* Start SUPPLIED DATA *
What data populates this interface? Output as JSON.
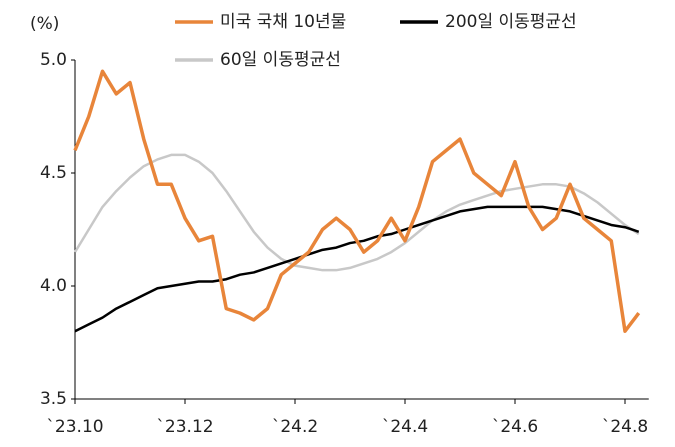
{
  "chart_data": {
    "type": "line",
    "y_label": "(%)",
    "categories": [
      "`23.10",
      null,
      null,
      null,
      null,
      null,
      null,
      null,
      "`23.12",
      null,
      null,
      null,
      null,
      null,
      null,
      null,
      "`24.2",
      null,
      null,
      null,
      null,
      null,
      null,
      null,
      "`24.4",
      null,
      null,
      null,
      null,
      null,
      null,
      null,
      "`24.6",
      null,
      null,
      null,
      null,
      null,
      null,
      null,
      "`24.8",
      null
    ],
    "series": [
      {
        "name": "미국 국채 10년물",
        "color": "#e8853a",
        "width": 3.5,
        "values": [
          4.6,
          4.75,
          4.95,
          4.85,
          4.9,
          4.65,
          4.45,
          4.45,
          4.3,
          4.2,
          4.22,
          3.9,
          3.88,
          3.85,
          3.9,
          4.05,
          4.1,
          4.15,
          4.25,
          4.3,
          4.25,
          4.15,
          4.2,
          4.3,
          4.2,
          4.35,
          4.55,
          4.6,
          4.65,
          4.5,
          4.45,
          4.4,
          4.55,
          4.35,
          4.25,
          4.3,
          4.45,
          4.3,
          4.25,
          4.2,
          3.8,
          3.88
        ]
      },
      {
        "name": "200일 이동평균선",
        "color": "#000000",
        "width": 2.5,
        "values": [
          3.8,
          3.83,
          3.86,
          3.9,
          3.93,
          3.96,
          3.99,
          4.0,
          4.01,
          4.02,
          4.02,
          4.03,
          4.05,
          4.06,
          4.08,
          4.1,
          4.12,
          4.14,
          4.16,
          4.17,
          4.19,
          4.2,
          4.22,
          4.23,
          4.25,
          4.27,
          4.29,
          4.31,
          4.33,
          4.34,
          4.35,
          4.35,
          4.35,
          4.35,
          4.35,
          4.34,
          4.33,
          4.31,
          4.29,
          4.27,
          4.26,
          4.24
        ]
      },
      {
        "name": "60일 이동평균선",
        "color": "#c8c8c8",
        "width": 2.5,
        "values": [
          4.15,
          4.25,
          4.35,
          4.42,
          4.48,
          4.53,
          4.56,
          4.58,
          4.58,
          4.55,
          4.5,
          4.42,
          4.33,
          4.24,
          4.17,
          4.12,
          4.09,
          4.08,
          4.07,
          4.07,
          4.08,
          4.1,
          4.12,
          4.15,
          4.19,
          4.24,
          4.29,
          4.33,
          4.36,
          4.38,
          4.4,
          4.42,
          4.43,
          4.44,
          4.45,
          4.45,
          4.44,
          4.41,
          4.37,
          4.32,
          4.27,
          4.23
        ]
      }
    ],
    "ylim": [
      3.5,
      5.0
    ],
    "yticks": [
      3.5,
      {
        "value": 4,
        "label": "4.0"
      },
      4.5,
      {
        "value": 5,
        "label": "5.0"
      }
    ]
  }
}
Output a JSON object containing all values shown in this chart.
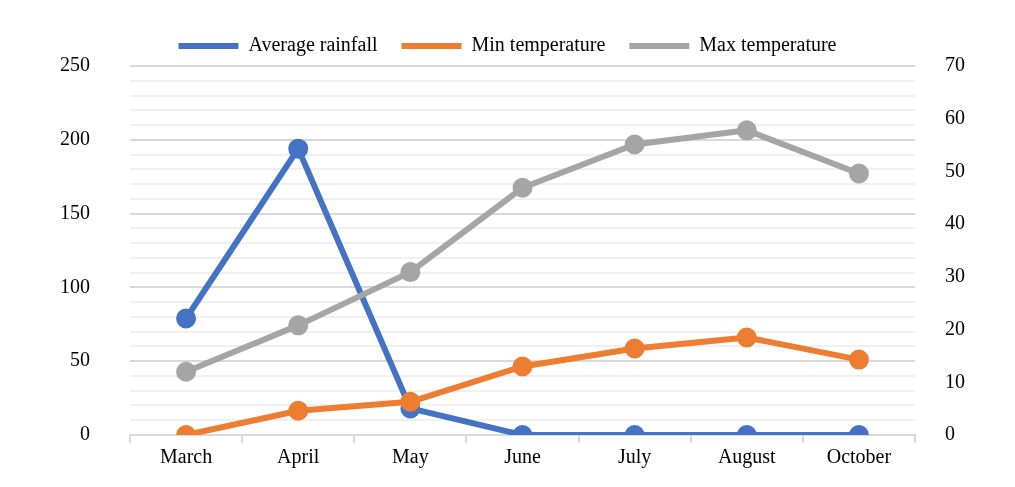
* End SUPPLIED DATA *
* [PROMPT]: Your task is to repeat the material above exactly, without its pictures.

* [RESULT OF THE EXERCISE]:
What data populates this interface? Output as JSON.
{
  "chart_data": {
    "type": "line",
    "y_label": "(%)",
    "categories": [
      "`23.10",
      null,
      null,
      null,
      null,
      null,
      null,
      null,
      "`23.12",
      null,
      null,
      null,
      null,
      null,
      null,
      null,
      "`24.2",
      null,
      null,
      null,
      null,
      null,
      null,
      null,
      "`24.4",
      null,
      null,
      null,
      null,
      null,
      null,
      null,
      "`24.6",
      null,
      null,
      null,
      null,
      null,
      null,
      null,
      "`24.8",
      null
    ],
    "series": [
      {
        "name": "미국 국채 10년물",
        "color": "#e8853a",
        "width": 3.5,
        "values": [
          4.6,
          4.75,
          4.95,
          4.85,
          4.9,
          4.65,
          4.45,
          4.45,
          4.3,
          4.2,
          4.22,
          3.9,
          3.88,
          3.85,
          3.9,
          4.05,
          4.1,
          4.15,
          4.25,
          4.3,
          4.25,
          4.15,
          4.2,
          4.3,
          4.2,
          4.35,
          4.55,
          4.6,
          4.65,
          4.5,
          4.45,
          4.4,
          4.55,
          4.35,
          4.25,
          4.3,
          4.45,
          4.3,
          4.25,
          4.2,
          3.8,
          3.88
        ]
      },
      {
        "name": "200일 이동평균선",
        "color": "#000000",
        "width": 2.5,
        "values": [
          3.8,
          3.83,
          3.86,
          3.9,
          3.93,
          3.96,
          3.99,
          4.0,
          4.01,
          4.02,
          4.02,
          4.03,
          4.05,
          4.06,
          4.08,
          4.1,
          4.12,
          4.14,
          4.16,
          4.17,
          4.19,
          4.2,
          4.22,
          4.23,
          4.25,
          4.27,
          4.29,
          4.31,
          4.33,
          4.34,
          4.35,
          4.35,
          4.35,
          4.35,
          4.35,
          4.34,
          4.33,
          4.31,
          4.29,
          4.27,
          4.26,
          4.24
        ]
      },
      {
        "name": "60일 이동평균선",
        "color": "#c8c8c8",
        "width": 2.5,
        "values": [
          4.15,
          4.25,
          4.35,
          4.42,
          4.48,
          4.53,
          4.56,
          4.58,
          4.58,
          4.55,
          4.5,
          4.42,
          4.33,
          4.24,
          4.17,
          4.12,
          4.09,
          4.08,
          4.07,
          4.07,
          4.08,
          4.1,
          4.12,
          4.15,
          4.19,
          4.24,
          4.29,
          4.33,
          4.36,
          4.38,
          4.4,
          4.42,
          4.43,
          4.44,
          4.45,
          4.45,
          4.44,
          4.41,
          4.37,
          4.32,
          4.27,
          4.23
        ]
      }
    ],
    "ylim": [
      3.5,
      5.0
    ],
    "yticks": [
      3.5,
      {
        "value": 4,
        "label": "4.0"
      },
      4.5,
      {
        "value": 5,
        "label": "5.0"
      }
    ]
  }
}
Output a JSON object containing all values shown in this chart.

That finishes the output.